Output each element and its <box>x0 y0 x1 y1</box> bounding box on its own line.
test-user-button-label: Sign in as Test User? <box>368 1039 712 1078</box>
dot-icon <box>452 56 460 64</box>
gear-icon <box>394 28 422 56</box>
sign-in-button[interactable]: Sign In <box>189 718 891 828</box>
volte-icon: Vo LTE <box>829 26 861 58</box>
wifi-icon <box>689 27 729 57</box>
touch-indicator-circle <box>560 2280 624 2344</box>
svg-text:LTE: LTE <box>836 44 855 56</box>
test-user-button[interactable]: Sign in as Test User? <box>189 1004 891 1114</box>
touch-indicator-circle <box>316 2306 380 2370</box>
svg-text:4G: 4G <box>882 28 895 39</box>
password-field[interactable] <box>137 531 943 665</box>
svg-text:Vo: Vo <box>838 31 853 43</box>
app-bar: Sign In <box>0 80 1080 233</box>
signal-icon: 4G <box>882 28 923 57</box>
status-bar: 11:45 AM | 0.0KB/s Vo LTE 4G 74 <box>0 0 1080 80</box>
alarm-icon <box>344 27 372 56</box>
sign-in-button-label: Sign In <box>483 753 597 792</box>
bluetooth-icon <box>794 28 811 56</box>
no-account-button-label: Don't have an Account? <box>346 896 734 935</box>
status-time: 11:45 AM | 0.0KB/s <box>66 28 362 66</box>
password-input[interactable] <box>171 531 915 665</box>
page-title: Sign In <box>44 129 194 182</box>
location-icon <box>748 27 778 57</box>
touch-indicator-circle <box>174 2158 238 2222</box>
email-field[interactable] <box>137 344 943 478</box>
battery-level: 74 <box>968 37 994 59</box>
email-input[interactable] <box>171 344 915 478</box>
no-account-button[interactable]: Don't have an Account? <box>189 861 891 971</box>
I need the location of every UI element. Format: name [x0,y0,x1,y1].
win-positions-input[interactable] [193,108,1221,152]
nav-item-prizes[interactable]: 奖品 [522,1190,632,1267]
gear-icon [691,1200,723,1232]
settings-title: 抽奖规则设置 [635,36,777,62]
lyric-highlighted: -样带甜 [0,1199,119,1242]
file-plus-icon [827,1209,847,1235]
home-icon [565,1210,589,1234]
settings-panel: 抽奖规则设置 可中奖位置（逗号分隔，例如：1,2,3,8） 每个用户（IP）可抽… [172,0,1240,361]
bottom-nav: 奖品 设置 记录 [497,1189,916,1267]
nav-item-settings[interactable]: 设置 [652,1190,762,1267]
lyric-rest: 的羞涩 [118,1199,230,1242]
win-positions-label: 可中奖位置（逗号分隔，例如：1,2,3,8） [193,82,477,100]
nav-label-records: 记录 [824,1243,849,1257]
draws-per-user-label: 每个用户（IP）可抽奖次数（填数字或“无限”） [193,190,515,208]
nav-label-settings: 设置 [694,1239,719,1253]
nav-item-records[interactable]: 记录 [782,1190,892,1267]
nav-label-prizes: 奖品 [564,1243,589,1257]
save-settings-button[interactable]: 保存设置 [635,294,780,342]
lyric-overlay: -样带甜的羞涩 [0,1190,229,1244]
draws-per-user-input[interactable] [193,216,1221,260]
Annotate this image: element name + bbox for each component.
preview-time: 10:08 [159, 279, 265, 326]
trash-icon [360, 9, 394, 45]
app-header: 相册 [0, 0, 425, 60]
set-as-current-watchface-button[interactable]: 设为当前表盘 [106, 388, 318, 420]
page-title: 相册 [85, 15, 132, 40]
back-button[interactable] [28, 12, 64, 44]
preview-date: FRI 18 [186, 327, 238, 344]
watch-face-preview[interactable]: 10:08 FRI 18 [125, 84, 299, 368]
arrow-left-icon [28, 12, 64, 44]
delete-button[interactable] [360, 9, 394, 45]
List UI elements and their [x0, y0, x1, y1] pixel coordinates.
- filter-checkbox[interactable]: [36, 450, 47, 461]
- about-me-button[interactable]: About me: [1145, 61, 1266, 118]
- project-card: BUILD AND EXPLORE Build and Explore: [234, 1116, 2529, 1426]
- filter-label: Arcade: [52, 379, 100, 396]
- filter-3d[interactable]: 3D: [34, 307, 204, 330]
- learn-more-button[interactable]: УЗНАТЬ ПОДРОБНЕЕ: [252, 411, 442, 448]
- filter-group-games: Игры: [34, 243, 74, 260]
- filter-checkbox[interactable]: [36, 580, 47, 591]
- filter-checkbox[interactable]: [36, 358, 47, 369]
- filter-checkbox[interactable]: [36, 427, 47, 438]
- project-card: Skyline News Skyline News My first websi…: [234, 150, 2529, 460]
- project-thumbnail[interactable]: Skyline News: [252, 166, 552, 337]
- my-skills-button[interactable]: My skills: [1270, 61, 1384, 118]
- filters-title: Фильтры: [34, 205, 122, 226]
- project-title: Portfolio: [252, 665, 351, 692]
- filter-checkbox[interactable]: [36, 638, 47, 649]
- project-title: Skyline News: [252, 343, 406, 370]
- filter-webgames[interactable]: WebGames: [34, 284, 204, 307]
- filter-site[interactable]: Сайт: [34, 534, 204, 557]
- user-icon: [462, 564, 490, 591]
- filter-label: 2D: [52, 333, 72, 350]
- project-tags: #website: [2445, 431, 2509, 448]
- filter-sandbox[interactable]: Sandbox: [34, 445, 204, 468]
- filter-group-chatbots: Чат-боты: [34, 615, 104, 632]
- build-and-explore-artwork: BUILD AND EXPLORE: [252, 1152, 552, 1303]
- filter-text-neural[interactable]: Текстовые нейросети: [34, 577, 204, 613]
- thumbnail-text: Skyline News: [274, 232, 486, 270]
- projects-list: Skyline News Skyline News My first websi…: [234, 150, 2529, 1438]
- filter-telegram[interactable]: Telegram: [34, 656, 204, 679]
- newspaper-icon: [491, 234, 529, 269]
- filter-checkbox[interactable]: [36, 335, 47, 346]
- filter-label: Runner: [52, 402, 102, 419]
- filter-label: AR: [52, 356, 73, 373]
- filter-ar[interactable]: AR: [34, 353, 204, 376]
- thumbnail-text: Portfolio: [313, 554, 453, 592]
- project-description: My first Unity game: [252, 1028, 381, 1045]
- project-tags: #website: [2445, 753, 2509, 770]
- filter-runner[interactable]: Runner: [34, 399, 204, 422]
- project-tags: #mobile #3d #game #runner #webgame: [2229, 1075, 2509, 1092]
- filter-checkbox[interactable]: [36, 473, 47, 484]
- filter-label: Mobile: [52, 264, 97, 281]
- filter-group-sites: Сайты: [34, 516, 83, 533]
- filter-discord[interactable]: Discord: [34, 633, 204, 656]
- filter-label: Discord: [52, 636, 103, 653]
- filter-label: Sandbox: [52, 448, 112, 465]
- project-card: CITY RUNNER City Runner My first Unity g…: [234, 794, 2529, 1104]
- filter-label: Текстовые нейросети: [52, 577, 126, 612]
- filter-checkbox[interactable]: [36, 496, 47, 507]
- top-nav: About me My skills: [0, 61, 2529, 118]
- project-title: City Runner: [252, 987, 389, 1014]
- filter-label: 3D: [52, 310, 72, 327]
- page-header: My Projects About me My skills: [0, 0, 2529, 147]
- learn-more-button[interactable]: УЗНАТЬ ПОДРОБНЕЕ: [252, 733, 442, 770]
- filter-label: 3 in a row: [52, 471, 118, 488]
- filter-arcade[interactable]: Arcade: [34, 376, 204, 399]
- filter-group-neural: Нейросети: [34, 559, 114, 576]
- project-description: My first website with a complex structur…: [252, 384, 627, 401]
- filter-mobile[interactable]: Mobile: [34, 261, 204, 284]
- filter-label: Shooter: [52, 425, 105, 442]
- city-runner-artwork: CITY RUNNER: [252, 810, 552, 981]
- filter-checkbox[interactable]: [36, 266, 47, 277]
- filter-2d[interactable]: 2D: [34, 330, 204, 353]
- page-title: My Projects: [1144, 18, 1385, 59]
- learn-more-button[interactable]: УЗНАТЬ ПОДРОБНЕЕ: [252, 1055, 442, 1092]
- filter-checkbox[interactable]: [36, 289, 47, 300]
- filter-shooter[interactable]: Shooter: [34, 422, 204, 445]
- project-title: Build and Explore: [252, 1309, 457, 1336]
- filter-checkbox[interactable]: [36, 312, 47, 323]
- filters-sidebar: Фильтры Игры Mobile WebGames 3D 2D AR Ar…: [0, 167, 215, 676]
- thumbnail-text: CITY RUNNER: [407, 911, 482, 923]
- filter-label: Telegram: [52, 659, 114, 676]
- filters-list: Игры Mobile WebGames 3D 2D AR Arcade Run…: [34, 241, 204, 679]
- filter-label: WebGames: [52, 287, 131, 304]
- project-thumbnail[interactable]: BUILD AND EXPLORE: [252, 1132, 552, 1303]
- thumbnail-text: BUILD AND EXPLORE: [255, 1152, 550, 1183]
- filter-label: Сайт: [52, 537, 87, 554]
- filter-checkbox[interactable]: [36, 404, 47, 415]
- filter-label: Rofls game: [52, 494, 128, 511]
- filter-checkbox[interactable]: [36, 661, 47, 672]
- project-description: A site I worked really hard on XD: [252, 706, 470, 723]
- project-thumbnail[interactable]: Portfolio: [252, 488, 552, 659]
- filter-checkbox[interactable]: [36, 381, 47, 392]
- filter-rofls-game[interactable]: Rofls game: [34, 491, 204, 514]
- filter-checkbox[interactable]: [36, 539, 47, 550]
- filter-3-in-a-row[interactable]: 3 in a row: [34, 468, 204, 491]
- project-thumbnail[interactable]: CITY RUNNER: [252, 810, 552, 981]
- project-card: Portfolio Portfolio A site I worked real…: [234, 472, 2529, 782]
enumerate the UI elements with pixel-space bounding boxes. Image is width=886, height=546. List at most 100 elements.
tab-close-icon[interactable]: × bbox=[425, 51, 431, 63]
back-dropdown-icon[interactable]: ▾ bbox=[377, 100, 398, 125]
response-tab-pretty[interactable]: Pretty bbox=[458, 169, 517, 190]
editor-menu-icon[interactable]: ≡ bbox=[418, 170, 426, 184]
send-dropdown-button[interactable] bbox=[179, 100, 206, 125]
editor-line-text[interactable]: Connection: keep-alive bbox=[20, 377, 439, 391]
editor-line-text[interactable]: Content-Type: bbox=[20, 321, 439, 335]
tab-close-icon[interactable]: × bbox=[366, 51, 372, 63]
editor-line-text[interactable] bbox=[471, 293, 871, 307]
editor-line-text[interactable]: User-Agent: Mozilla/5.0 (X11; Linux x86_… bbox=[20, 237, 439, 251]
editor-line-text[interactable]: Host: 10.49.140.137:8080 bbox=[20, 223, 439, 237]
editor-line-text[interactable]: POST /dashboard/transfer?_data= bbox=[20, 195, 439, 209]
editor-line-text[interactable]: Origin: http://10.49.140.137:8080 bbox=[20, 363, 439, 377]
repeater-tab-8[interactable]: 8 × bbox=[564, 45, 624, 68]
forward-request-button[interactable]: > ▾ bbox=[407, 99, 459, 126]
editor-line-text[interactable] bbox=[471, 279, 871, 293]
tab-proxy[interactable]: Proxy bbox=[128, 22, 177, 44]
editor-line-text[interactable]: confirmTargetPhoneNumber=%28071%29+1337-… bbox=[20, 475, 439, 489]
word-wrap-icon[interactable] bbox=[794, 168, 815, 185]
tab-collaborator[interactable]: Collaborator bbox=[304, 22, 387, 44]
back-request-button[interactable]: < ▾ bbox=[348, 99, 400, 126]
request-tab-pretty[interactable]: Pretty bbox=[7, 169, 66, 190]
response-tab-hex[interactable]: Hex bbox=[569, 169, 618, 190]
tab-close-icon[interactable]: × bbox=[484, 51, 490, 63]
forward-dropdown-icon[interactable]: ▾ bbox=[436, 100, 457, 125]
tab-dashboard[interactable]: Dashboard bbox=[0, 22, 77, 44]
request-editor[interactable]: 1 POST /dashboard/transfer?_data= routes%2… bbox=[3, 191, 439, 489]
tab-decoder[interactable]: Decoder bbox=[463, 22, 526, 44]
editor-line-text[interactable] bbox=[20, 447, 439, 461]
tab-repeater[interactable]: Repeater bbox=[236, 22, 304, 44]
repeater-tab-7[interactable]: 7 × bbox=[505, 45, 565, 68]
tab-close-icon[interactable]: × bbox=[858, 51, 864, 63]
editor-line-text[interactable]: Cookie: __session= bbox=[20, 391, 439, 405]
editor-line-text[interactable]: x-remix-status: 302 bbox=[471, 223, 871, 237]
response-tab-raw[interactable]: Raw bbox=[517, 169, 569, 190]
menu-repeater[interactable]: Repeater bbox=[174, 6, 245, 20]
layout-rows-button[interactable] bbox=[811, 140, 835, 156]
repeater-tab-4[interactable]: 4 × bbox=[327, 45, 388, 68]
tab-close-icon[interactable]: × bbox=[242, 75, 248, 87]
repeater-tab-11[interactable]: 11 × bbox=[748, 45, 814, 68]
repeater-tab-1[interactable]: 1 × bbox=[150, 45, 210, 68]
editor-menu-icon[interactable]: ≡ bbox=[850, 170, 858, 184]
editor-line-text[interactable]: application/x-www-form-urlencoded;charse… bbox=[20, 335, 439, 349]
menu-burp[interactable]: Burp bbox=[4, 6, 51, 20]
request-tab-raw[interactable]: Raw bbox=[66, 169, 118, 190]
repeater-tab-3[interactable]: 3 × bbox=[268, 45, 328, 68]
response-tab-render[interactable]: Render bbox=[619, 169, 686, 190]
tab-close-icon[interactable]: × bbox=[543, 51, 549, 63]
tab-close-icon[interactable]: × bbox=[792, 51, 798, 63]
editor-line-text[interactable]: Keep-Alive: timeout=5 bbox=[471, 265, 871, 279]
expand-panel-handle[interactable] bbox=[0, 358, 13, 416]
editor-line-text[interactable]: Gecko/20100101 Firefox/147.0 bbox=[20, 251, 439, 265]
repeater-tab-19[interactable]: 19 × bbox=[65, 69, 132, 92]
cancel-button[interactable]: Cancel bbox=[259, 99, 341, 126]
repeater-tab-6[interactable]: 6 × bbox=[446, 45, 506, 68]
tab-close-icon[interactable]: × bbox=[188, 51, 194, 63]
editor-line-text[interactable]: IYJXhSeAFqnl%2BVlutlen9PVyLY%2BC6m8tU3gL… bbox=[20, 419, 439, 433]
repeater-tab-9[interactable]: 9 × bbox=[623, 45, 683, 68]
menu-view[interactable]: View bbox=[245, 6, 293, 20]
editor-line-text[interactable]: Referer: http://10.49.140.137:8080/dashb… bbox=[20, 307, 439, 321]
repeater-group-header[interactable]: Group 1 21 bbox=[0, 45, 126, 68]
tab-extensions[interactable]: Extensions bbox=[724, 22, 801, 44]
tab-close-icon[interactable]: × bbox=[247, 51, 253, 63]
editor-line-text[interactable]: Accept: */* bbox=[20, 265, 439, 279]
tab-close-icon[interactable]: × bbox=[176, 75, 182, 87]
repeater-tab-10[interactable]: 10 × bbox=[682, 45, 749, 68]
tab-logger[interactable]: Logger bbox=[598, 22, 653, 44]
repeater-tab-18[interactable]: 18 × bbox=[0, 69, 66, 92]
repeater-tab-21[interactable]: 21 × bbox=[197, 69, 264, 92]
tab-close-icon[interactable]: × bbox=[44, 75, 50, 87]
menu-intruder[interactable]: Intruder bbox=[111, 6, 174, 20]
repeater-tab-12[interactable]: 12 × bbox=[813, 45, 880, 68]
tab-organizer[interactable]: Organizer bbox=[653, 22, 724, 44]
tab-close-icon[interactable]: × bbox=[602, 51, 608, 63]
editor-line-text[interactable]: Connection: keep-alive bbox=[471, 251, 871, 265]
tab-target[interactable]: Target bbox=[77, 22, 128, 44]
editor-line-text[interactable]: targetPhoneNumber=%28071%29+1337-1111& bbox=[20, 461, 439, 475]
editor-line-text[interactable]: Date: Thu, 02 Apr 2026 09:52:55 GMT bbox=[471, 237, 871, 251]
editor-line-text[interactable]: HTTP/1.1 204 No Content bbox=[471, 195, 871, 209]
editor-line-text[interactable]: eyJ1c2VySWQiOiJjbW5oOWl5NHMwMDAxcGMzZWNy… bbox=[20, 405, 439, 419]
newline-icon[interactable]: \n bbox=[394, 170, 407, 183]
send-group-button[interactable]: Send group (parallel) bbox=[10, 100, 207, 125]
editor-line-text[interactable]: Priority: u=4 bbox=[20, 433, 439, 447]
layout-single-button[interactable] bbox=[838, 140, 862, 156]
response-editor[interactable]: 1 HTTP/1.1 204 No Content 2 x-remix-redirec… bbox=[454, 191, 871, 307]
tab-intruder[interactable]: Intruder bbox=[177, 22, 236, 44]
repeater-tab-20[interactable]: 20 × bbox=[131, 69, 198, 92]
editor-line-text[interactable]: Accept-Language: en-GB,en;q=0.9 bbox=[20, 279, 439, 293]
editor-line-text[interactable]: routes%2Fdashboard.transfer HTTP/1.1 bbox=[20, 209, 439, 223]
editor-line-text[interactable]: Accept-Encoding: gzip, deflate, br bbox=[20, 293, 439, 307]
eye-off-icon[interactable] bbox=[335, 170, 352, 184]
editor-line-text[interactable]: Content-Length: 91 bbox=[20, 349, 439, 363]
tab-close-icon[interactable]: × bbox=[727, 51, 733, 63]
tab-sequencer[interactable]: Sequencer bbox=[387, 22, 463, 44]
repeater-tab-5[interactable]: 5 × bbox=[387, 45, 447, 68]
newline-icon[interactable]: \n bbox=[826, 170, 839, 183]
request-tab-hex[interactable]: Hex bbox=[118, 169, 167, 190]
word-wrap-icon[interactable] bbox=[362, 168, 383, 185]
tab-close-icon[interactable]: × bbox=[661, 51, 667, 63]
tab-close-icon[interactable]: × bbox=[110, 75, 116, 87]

§ §

Estrai senza alcuna modifica le righe delle voci qui sopra, dall'inizio fino alla riga che contiene "svg-text:Vo: Vo <box>838 31 853 43</box>", inclusa.

Output each element and its <box>x0 y0 x1 y1</box> bounding box on its own line.
test-user-button-label: Sign in as Test User? <box>368 1039 712 1078</box>
dot-icon <box>452 56 460 64</box>
gear-icon <box>394 28 422 56</box>
sign-in-button[interactable]: Sign In <box>189 718 891 828</box>
volte-icon: Vo LTE <box>829 26 861 58</box>
wifi-icon <box>689 27 729 57</box>
touch-indicator-circle <box>560 2280 624 2344</box>
svg-text:LTE: LTE <box>836 44 855 56</box>
test-user-button[interactable]: Sign in as Test User? <box>189 1004 891 1114</box>
touch-indicator-circle <box>316 2306 380 2370</box>
svg-text:4G: 4G <box>882 28 895 39</box>
password-field[interactable] <box>137 531 943 665</box>
svg-text:Vo: Vo <box>838 31 853 43</box>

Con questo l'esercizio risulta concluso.